What to work on =
In the records below, find each line with the word "JSON" and copy it.

## START Source records

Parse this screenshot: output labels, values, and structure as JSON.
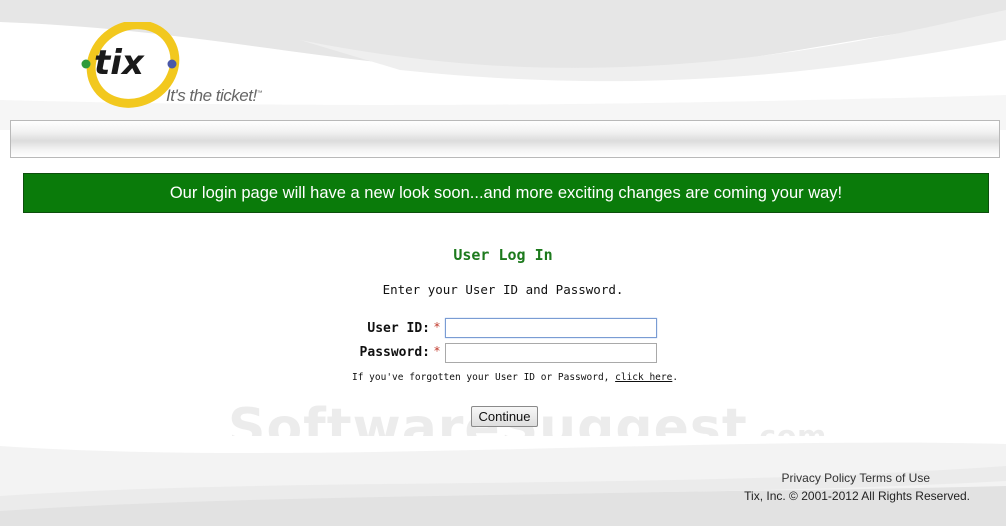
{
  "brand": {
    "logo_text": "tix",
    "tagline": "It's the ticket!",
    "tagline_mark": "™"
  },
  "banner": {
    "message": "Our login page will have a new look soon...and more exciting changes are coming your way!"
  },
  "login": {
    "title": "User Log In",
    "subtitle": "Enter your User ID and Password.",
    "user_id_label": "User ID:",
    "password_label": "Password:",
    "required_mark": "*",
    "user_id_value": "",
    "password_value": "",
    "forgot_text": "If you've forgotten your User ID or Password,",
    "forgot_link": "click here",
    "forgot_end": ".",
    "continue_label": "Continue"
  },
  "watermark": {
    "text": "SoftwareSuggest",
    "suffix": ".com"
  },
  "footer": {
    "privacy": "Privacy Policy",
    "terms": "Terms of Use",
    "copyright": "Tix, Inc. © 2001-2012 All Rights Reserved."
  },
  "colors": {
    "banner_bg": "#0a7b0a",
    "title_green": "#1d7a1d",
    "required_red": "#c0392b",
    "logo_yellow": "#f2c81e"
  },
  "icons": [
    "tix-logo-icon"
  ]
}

## END Source records
## START Source records

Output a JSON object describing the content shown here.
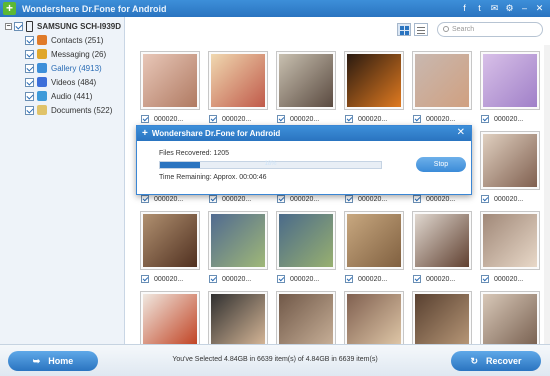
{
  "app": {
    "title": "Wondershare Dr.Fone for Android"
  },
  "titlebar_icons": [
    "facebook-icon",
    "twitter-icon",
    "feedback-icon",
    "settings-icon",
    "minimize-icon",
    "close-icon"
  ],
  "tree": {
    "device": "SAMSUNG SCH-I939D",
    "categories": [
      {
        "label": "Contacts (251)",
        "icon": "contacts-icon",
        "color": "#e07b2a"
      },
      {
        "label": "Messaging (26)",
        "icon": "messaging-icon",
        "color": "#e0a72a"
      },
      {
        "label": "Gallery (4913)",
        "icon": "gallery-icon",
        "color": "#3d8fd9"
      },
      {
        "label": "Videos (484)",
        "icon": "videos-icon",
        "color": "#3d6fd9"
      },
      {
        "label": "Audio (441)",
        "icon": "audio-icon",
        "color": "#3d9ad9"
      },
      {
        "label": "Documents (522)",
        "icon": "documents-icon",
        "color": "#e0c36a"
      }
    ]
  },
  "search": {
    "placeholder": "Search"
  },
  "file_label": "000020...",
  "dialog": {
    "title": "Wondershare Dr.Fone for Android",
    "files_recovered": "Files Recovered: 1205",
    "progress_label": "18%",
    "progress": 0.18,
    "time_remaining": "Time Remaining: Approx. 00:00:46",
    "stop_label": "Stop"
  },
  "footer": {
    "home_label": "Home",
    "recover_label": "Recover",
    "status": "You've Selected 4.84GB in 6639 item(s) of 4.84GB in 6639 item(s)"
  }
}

## END Source records

Answer to the task =
Parse this screenshot: output labels, values, and structure as JSON.
Output a JSON object describing the content shown here.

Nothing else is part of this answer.